■ **Task objective**
In the entries below, identify every line with the string "true" and copy it.

■ **Given records**
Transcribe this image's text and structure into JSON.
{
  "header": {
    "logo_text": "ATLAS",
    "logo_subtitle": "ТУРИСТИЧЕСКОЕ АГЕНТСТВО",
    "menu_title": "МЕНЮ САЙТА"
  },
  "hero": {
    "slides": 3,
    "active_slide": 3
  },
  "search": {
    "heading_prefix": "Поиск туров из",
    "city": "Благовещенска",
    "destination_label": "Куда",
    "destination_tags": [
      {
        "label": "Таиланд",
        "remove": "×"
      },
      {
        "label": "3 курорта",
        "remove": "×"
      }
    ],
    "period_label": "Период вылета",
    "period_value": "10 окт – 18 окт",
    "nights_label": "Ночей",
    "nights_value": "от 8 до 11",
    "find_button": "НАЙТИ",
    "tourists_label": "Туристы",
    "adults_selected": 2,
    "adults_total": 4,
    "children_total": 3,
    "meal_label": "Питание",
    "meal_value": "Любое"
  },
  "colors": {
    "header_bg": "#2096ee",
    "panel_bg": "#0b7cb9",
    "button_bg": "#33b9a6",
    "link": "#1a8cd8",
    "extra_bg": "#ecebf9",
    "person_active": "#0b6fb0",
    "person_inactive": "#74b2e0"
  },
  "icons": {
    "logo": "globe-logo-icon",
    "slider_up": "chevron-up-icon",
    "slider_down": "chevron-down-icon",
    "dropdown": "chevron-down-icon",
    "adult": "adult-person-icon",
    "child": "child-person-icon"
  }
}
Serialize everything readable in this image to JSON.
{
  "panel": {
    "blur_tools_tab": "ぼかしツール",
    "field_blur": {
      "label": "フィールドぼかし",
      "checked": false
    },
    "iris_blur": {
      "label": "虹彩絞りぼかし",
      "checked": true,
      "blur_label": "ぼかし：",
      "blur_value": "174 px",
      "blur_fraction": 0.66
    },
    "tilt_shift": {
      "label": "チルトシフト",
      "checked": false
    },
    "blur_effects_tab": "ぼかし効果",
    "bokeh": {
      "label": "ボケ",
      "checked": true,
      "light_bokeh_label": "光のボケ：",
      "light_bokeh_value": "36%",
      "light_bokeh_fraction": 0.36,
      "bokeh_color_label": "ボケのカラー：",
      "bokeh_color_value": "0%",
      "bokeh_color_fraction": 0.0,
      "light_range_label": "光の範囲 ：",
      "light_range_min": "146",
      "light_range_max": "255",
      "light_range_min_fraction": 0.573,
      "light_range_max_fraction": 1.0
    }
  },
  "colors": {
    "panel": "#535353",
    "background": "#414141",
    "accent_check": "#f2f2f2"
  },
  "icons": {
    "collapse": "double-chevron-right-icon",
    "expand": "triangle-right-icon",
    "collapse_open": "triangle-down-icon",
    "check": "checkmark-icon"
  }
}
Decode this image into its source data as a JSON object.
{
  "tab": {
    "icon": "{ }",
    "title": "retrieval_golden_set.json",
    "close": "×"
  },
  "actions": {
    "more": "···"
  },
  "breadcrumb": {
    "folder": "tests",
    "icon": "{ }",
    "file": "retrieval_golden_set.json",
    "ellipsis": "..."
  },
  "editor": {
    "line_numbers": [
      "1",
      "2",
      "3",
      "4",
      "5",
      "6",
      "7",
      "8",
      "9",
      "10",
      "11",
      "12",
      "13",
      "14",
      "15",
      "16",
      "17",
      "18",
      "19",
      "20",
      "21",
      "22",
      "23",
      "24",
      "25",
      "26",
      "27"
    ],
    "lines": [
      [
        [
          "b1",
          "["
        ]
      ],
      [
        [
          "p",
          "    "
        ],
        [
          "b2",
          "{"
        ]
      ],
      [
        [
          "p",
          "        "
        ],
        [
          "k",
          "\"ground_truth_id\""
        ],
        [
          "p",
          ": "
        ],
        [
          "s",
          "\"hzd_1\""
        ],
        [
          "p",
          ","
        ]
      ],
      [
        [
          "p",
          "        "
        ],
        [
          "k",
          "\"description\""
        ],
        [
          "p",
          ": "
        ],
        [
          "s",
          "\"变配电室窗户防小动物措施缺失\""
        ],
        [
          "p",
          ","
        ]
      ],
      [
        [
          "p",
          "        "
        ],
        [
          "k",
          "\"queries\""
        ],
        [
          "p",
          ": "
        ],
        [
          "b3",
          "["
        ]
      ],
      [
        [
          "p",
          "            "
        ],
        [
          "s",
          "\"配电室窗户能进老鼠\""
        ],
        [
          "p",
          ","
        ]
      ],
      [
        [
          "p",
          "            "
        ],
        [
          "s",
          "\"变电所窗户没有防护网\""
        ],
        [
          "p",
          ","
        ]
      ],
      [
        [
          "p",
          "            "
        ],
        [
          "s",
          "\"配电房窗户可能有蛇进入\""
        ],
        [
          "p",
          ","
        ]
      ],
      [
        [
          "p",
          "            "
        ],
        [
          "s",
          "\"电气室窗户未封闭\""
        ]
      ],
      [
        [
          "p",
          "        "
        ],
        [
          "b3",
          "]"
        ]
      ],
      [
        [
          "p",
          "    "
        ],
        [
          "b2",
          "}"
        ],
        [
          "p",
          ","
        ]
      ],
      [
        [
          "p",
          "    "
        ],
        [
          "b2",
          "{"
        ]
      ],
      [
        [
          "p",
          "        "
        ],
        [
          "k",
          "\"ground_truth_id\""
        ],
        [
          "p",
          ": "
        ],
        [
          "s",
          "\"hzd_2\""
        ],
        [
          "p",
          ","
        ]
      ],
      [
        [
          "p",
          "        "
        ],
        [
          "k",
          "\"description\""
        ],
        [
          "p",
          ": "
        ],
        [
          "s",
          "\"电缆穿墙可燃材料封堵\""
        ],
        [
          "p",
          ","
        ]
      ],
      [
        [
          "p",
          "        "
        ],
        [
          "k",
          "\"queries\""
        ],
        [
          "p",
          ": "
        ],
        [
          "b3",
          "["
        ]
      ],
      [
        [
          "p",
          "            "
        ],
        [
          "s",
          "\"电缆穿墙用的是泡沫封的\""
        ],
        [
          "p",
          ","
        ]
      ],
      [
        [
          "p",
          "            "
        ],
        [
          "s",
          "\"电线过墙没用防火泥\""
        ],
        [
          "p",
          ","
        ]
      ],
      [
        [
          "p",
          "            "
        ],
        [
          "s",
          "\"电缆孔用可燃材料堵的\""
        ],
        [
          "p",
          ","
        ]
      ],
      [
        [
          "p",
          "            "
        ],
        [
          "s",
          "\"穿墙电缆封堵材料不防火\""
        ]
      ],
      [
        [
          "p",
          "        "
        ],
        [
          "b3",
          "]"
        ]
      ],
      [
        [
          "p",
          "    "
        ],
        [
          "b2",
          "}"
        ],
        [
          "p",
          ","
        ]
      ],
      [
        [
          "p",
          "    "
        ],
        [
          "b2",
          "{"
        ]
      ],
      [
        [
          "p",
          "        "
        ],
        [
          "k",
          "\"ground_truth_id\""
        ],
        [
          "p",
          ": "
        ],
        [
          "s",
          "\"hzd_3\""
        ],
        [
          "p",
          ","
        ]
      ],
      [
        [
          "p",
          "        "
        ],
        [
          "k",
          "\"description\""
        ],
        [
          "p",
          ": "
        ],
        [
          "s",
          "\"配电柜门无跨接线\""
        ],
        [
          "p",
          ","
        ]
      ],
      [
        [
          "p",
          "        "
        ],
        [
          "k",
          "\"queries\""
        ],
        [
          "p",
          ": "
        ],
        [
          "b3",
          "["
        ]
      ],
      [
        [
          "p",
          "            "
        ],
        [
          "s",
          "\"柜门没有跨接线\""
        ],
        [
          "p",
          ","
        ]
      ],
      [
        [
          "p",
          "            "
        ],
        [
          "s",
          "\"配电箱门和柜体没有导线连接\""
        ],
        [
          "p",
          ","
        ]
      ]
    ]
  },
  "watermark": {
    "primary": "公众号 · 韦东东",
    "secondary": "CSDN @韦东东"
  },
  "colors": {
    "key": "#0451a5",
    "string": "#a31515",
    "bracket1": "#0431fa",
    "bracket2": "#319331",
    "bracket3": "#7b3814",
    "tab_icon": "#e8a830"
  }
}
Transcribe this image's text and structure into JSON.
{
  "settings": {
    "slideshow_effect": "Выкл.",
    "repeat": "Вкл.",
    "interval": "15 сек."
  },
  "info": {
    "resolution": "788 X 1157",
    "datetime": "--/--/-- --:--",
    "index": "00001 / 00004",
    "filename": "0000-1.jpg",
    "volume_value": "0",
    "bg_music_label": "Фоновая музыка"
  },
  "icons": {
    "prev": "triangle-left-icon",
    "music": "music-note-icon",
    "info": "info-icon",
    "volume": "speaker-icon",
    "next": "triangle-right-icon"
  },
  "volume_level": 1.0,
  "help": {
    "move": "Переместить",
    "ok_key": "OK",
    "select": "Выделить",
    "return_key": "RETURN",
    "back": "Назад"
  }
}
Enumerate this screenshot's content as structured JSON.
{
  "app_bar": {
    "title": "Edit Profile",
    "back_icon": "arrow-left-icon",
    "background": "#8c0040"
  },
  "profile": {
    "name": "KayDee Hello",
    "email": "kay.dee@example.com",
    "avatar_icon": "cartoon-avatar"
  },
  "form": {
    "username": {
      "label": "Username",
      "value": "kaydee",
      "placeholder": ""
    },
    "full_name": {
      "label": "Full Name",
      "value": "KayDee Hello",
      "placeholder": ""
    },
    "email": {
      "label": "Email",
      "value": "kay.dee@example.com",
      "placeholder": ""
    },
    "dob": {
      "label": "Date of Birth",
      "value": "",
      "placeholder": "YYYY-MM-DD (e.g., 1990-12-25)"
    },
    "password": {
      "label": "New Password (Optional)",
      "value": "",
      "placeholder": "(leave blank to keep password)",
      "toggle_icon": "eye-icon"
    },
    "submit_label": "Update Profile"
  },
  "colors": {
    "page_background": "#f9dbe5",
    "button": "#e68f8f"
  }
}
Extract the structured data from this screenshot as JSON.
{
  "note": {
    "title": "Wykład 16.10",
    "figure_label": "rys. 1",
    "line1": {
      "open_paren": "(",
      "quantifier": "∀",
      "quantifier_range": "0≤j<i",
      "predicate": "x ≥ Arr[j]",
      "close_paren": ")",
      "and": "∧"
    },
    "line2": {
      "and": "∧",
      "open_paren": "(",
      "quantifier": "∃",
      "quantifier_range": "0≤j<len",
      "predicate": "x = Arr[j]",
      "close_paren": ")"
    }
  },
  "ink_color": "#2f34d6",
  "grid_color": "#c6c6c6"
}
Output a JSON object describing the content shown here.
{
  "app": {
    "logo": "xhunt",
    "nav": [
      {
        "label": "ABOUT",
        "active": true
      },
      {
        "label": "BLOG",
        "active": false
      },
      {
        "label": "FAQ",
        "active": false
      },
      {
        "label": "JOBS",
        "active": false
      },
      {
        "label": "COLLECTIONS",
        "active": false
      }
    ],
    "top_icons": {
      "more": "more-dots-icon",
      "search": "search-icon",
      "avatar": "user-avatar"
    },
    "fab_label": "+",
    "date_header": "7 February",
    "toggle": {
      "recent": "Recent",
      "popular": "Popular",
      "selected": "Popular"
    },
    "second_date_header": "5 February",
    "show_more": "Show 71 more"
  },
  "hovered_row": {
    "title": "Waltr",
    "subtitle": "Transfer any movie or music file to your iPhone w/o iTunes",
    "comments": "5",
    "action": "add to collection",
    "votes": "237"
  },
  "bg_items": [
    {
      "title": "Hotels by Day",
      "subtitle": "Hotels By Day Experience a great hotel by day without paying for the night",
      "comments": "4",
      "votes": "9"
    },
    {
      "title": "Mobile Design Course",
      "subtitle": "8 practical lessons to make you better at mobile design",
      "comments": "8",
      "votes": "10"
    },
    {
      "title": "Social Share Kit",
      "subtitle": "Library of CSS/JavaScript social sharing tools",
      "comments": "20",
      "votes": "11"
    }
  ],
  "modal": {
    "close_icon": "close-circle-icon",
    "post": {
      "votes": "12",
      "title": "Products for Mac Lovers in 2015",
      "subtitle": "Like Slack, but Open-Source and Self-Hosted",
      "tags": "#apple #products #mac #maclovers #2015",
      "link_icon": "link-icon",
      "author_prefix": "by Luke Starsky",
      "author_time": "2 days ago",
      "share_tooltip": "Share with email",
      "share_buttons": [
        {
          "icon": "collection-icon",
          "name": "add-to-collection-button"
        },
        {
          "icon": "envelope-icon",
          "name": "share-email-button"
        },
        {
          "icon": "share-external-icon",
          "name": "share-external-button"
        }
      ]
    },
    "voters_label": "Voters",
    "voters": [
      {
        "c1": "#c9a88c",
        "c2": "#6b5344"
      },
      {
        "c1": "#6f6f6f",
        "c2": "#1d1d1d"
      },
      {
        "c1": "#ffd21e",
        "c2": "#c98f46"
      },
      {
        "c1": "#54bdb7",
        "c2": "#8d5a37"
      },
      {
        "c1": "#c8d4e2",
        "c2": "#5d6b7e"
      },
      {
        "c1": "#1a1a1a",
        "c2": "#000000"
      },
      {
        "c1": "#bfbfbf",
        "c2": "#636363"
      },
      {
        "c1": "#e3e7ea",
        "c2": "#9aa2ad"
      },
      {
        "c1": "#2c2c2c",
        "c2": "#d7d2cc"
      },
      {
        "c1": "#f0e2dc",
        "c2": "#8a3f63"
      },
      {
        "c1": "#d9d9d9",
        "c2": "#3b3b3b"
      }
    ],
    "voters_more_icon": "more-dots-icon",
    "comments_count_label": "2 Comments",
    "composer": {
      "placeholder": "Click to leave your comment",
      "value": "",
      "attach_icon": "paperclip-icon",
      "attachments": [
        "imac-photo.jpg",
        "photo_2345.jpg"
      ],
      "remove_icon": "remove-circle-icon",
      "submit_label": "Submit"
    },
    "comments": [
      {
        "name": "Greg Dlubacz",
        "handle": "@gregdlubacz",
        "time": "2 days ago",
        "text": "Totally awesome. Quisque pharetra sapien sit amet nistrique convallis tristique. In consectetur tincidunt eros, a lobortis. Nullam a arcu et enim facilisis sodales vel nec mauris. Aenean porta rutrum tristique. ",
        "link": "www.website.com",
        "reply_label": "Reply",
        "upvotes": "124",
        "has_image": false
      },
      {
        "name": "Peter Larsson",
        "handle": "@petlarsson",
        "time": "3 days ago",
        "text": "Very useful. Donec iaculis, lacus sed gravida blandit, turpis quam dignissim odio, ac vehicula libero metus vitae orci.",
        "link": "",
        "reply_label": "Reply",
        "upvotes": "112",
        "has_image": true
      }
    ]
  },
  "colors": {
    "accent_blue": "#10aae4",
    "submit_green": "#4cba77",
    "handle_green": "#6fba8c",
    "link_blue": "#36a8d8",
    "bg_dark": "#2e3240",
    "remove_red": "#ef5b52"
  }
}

■ **Written reply**
      "checked": true,
      "checked": true,
        "active": true
        "has_image": true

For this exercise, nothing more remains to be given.